■ Work to do
Each line that includes "здоровью" counts once; give the total and nothing besides.

---- Data provided

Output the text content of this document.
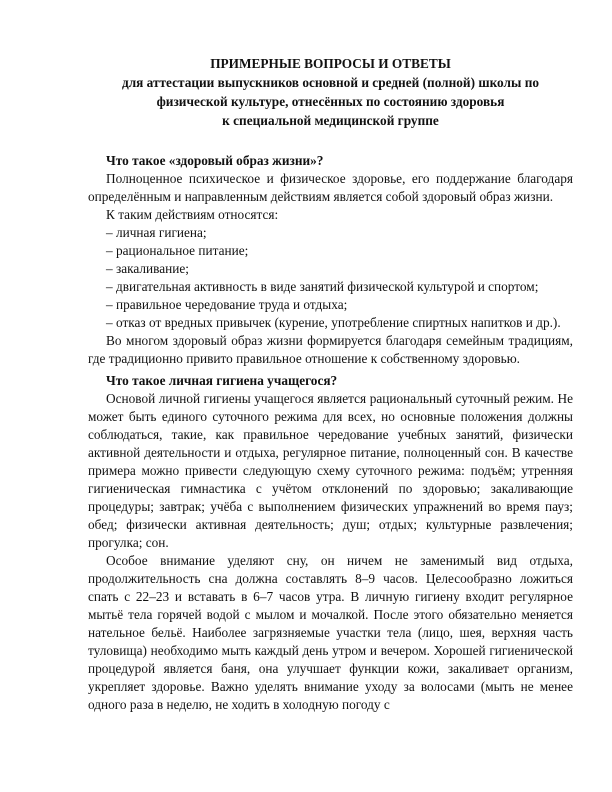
ПРИМЕРНЫЕ ВОПРОСЫ И ОТВЕТЫ

для аттестации выпускников основной и средней (полной) школы по

физической культуре, отнесённых по состоянию здоровья

к специальной медицинской группе

Что такое «здоровый образ жизни»?

Полноценное психическое и физическое здоровье, его поддержание благодаря определённым и направленным действиям является собой здоровый образ жизни.

К таким действиям относятся:

– личная гигиена;

– рациональное питание;

– закаливание;

– двигательная активность в виде занятий физической культурой и спортом;

– правильное чередование труда и отдыха;

– отказ от вредных привычек (курение, употребление спиртных напитков и др.).

Во многом здоровый образ жизни формируется благодаря семейным традициям, где традиционно привито правильное отношение к собственному здоровью.

Что такое личная гигиена учащегося?

Основой личной гигиены учащегося является рациональный суточный режим. Не может быть единого суточного режима для всех, но основные положения должны соблюдаться, такие, как правильное чередование учебных занятий, физически активной деятельности и отдыха, регулярное питание, полноценный сон. В качестве примера можно привести следующую схему суточного режима: подъём; утренняя гигиеническая гимнастика с учётом отклонений по здоровью; закаливающие процедуры; завтрак; учёба с выполнением физических упражнений во время пауз; обед; физически активная деятельность; душ; отдых; культурные развлечения; прогулка; сон.

Особое внимание уделяют сну, он ничем не заменимый вид отдыха, продолжительность сна должна составлять 8–9 часов. Целесообразно ложиться спать с 22–23 и вставать в 6–7 часов утра. В личную гигиену входит регулярное мытьё тела горячей водой с мылом и мочалкой. После этого обязательно меняется нательное бельё. Наиболее загрязняемые участки тела (лицо, шея, верхняя часть туловища) необходимо мыть каждый день утром и вечером. Хорошей гигиенической процедурой является баня, она улучшает функции кожи, закаливает организм, укрепляет здоровье. Важно уделять внимание уходу за волосами (мыть не менее одного раза в неделю, не ходить в холодную погоду с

--------

■ Written answer
2